Record excerpts:

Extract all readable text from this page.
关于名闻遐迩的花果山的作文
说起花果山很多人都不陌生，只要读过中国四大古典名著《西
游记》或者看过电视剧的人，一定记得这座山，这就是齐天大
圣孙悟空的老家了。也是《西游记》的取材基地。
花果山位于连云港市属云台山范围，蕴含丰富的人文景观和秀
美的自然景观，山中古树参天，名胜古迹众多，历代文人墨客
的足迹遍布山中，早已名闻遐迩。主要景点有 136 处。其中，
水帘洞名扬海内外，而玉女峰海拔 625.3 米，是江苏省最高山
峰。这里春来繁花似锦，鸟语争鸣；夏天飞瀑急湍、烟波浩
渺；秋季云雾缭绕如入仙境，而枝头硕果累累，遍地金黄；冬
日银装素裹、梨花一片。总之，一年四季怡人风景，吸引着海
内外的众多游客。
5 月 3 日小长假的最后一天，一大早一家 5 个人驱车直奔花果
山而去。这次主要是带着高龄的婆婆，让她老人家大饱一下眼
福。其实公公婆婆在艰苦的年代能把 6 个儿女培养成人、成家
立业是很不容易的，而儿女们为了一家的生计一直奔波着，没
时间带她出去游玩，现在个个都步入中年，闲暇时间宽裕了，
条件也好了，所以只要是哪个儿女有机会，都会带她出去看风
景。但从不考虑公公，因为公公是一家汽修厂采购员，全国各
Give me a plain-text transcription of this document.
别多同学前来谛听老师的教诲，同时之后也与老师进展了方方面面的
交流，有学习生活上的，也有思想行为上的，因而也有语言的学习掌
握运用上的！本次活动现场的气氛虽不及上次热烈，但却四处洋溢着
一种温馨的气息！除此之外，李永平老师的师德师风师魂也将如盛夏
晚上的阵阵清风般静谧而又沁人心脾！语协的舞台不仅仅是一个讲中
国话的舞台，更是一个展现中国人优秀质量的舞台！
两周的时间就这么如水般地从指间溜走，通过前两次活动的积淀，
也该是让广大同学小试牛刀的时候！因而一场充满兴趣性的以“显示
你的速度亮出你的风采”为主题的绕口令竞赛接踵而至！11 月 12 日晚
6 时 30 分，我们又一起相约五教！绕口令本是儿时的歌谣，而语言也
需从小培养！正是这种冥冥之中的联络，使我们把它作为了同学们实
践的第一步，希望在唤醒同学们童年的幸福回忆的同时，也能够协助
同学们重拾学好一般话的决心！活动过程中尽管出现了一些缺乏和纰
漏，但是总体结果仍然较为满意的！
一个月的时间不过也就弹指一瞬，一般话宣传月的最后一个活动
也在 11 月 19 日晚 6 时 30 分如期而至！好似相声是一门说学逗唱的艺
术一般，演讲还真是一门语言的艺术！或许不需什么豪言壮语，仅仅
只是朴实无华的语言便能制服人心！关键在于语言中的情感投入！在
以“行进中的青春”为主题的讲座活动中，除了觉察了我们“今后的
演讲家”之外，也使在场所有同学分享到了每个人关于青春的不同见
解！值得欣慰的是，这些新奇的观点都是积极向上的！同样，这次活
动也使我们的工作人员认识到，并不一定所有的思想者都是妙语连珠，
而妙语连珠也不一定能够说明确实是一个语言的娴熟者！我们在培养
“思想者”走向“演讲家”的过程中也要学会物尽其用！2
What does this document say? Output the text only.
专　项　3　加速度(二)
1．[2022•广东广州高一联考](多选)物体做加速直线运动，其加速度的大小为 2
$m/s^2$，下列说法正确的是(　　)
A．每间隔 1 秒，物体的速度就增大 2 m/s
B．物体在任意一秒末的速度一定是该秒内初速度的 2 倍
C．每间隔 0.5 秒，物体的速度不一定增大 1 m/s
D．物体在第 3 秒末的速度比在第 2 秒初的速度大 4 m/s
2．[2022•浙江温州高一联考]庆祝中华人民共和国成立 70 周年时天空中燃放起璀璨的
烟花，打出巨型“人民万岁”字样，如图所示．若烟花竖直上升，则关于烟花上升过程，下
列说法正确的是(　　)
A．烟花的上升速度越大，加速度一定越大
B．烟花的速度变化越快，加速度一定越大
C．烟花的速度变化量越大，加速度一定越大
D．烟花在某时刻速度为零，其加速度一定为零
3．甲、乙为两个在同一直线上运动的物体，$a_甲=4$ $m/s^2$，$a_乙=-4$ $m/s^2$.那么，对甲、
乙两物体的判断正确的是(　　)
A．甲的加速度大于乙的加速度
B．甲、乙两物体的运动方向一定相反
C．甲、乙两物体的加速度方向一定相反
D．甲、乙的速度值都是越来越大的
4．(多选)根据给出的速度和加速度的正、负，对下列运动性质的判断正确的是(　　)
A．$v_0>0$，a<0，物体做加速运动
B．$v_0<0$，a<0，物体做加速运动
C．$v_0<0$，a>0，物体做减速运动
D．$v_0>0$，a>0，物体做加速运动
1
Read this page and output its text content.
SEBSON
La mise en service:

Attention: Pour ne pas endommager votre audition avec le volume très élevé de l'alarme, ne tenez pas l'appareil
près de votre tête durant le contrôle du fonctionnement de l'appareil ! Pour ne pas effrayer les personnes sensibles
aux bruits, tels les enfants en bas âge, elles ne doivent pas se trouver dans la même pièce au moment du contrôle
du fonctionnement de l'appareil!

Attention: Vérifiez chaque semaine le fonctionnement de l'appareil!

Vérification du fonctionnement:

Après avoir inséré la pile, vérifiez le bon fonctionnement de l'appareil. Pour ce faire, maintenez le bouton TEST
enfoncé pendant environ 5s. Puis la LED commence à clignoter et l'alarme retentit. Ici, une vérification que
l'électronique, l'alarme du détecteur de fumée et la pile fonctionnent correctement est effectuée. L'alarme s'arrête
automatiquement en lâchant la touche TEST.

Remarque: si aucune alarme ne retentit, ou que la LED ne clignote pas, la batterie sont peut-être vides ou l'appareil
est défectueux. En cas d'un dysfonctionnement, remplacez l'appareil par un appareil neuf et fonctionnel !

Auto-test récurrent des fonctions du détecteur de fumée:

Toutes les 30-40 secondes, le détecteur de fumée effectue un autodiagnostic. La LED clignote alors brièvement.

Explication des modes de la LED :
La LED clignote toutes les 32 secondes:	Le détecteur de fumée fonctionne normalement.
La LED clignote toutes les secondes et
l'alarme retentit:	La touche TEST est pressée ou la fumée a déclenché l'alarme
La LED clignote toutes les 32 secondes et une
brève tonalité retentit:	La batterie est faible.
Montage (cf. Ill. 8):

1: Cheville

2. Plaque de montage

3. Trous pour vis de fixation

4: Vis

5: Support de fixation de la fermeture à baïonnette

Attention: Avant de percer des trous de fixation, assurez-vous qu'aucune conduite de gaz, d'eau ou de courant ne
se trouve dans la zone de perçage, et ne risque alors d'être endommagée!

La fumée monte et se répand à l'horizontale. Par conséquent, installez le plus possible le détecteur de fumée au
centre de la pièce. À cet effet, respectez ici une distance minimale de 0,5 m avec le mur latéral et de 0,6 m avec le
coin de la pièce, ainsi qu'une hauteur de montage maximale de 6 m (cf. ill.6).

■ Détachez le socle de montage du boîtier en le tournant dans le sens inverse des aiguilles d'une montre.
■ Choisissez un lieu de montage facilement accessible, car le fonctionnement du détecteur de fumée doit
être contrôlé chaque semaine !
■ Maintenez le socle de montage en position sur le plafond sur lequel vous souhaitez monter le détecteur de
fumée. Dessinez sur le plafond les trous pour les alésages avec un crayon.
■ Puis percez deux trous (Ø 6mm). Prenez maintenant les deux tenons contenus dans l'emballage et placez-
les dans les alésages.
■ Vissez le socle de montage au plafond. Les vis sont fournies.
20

Directions: The records above should be duplicated in full, exactly as given.

Result of the task:
Extract all readable text from this page.
关于名闻遐迩的花果山的作文
说起花果山很多人都不陌生，只要读过中国四大古典名著《西
游记》或者看过电视剧的人，一定记得这座山，这就是齐天大
圣孙悟空的老家了。也是《西游记》的取材基地。
花果山位于连云港市属云台山范围，蕴含丰富的人文景观和秀
美的自然景观，山中古树参天，名胜古迹众多，历代文人墨客
的足迹遍布山中，早已名闻遐迩。主要景点有 136 处。其中，
水帘洞名扬海内外，而玉女峰海拔 625.3 米，是江苏省最高山
峰。这里春来繁花似锦，鸟语争鸣；夏天飞瀑急湍、烟波浩
渺；秋季云雾缭绕如入仙境，而枝头硕果累累，遍地金黄；冬
日银装素裹、梨花一片。总之，一年四季怡人风景，吸引着海
内外的众多游客。
5 月 3 日小长假的最后一天，一大早一家 5 个人驱车直奔花果
山而去。这次主要是带着高龄的婆婆，让她老人家大饱一下眼
福。其实公公婆婆在艰苦的年代能把 6 个儿女培养成人、成家
立业是很不容易的，而儿女们为了一家的生计一直奔波着，没
时间带她出去游玩，现在个个都步入中年，闲暇时间宽裕了，
条件也好了，所以只要是哪个儿女有机会，都会带她出去看风
景。但从不考虑公公，因为公公是一家汽修厂采购员，全国各
Give me a plain-text transcription of this document.
别多同学前来谛听老师的教诲，同时之后也与老师进展了方方面面的
交流，有学习生活上的，也有思想行为上的，因而也有语言的学习掌
握运用上的！本次活动现场的气氛虽不及上次热烈，但却四处洋溢着
一种温馨的气息！除此之外，李永平老师的师德师风师魂也将如盛夏
晚上的阵阵清风般静谧而又沁人心脾！语协的舞台不仅仅是一个讲中
国话的舞台，更是一个展现中国人优秀质量的舞台！
两周的时间就这么如水般地从指间溜走，通过前两次活动的积淀，
也该是让广大同学小试牛刀的时候！因而一场充满兴趣性的以“显示
你的速度亮出你的风采”为主题的绕口令竞赛接踵而至！11 月 12 日晚
6 时 30 分，我们又一起相约五教！绕口令本是儿时的歌谣，而语言也
需从小培养！正是这种冥冥之中的联络，使我们把它作为了同学们实
践的第一步，希望在唤醒同学们童年的幸福回忆的同时，也能够协助
同学们重拾学好一般话的决心！活动过程中尽管出现了一些缺乏和纰
漏，但是总体结果仍然较为满意的！
一个月的时间不过也就弹指一瞬，一般话宣传月的最后一个活动
也在 11 月 19 日晚 6 时 30 分如期而至！好似相声是一门说学逗唱的艺
术一般，演讲还真是一门语言的艺术！或许不需什么豪言壮语，仅仅
只是朴实无华的语言便能制服人心！关键在于语言中的情感投入！在
以“行进中的青春”为主题的讲座活动中，除了觉察了我们“今后的
演讲家”之外，也使在场所有同学分享到了每个人关于青春的不同见
解！值得欣慰的是，这些新奇的观点都是积极向上的！同样，这次活
动也使我们的工作人员认识到，并不一定所有的思想者都是妙语连珠，
而妙语连珠也不一定能够说明确实是一个语言的娴熟者！我们在培养
“思想者”走向“演讲家”的过程中也要学会物尽其用！2
What does this document say? Output the text only.
专　项　3　加速度(二)
1．[2022•广东广州高一联考](多选)物体做加速直线运动，其加速度的大小为 2
$m/s^2$，下列说法正确的是(　　)
A．每间隔 1 秒，物体的速度就增大 2 m/s
B．物体在任意一秒末的速度一定是该秒内初速度的 2 倍
C．每间隔 0.5 秒，物体的速度不一定增大 1 m/s
D．物体在第 3 秒末的速度比在第 2 秒初的速度大 4 m/s
2．[2022•浙江温州高一联考]庆祝中华人民共和国成立 70 周年时天空中燃放起璀璨的
烟花，打出巨型“人民万岁”字样，如图所示．若烟花竖直上升，则关于烟花上升过程，下
列说法正确的是(　　)
A．烟花的上升速度越大，加速度一定越大
B．烟花的速度变化越快，加速度一定越大
C．烟花的速度变化量越大，加速度一定越大
D．烟花在某时刻速度为零，其加速度一定为零
3．甲、乙为两个在同一直线上运动的物体，$a_甲=4$ $m/s^2$，$a_乙=-4$ $m/s^2$.那么，对甲、
乙两物体的判断正确的是(　　)
A．甲的加速度大于乙的加速度
B．甲、乙两物体的运动方向一定相反
C．甲、乙两物体的加速度方向一定相反
D．甲、乙的速度值都是越来越大的
4．(多选)根据给出的速度和加速度的正、负，对下列运动性质的判断正确的是(　　)
A．$v_0>0$，a<0，物体做加速运动
B．$v_0<0$，a<0，物体做加速运动
C．$v_0<0$，a>0，物体做减速运动
D．$v_0>0$，a>0，物体做加速运动
1
Read this page and output its text content.
SEBSON
La mise en service:

Attention: Pour ne pas endommager votre audition avec le volume très élevé de l'alarme, ne tenez pas l'appareil
près de votre tête durant le contrôle du fonctionnement de l'appareil ! Pour ne pas effrayer les personnes sensibles
aux bruits, tels les enfants en bas âge, elles ne doivent pas se trouver dans la même pièce au moment du contrôle
du fonctionnement de l'appareil!

Attention: Vérifiez chaque semaine le fonctionnement de l'appareil!

Vérification du fonctionnement:

Après avoir inséré la pile, vérifiez le bon fonctionnement de l'appareil. Pour ce faire, maintenez le bouton TEST
enfoncé pendant environ 5s. Puis la LED commence à clignoter et l'alarme retentit. Ici, une vérification que
l'électronique, l'alarme du détecteur de fumée et la pile fonctionnent correctement est effectuée. L'alarme s'arrête
automatiquement en lâchant la touche TEST.

Remarque: si aucune alarme ne retentit, ou que la LED ne clignote pas, la batterie sont peut-être vides ou l'appareil
est défectueux. En cas d'un dysfonctionnement, remplacez l'appareil par un appareil neuf et fonctionnel !

Auto-test récurrent des fonctions du détecteur de fumée:

Toutes les 30-40 secondes, le détecteur de fumée effectue un autodiagnostic. La LED clignote alors brièvement.

Explication des modes de la LED :
La LED clignote toutes les 32 secondes:	Le détecteur de fumée fonctionne normalement.
La LED clignote toutes les secondes et
l'alarme retentit:	La touche TEST est pressée ou la fumée a déclenché l'alarme
La LED clignote toutes les 32 secondes et une
brève tonalité retentit:	La batterie est faible.
Montage (cf. Ill. 8):

1: Cheville

2. Plaque de montage

3. Trous pour vis de fixation

4: Vis

5: Support de fixation de la fermeture à baïonnette

Attention: Avant de percer des trous de fixation, assurez-vous qu'aucune conduite de gaz, d'eau ou de courant ne
se trouve dans la zone de perçage, et ne risque alors d'être endommagée!

La fumée monte et se répand à l'horizontale. Par conséquent, installez le plus possible le détecteur de fumée au
centre de la pièce. À cet effet, respectez ici une distance minimale de 0,5 m avec le mur latéral et de 0,6 m avec le
coin de la pièce, ainsi qu'une hauteur de montage maximale de 6 m (cf. ill.6).

■ Détachez le socle de montage du boîtier en le tournant dans le sens inverse des aiguilles d'une montre.
■ Choisissez un lieu de montage facilement accessible, car le fonctionnement du détecteur de fumée doit
être contrôlé chaque semaine !
■ Maintenez le socle de montage en position sur le plafond sur lequel vous souhaitez monter le détecteur de
fumée. Dessinez sur le plafond les trous pour les alésages avec un crayon.
■ Puis percez deux trous (Ø 6mm). Prenez maintenant les deux tenons contenus dans l'emballage et placez-
les dans les alésages.
■ Vissez le socle de montage au plafond. Les vis sont fournies.
20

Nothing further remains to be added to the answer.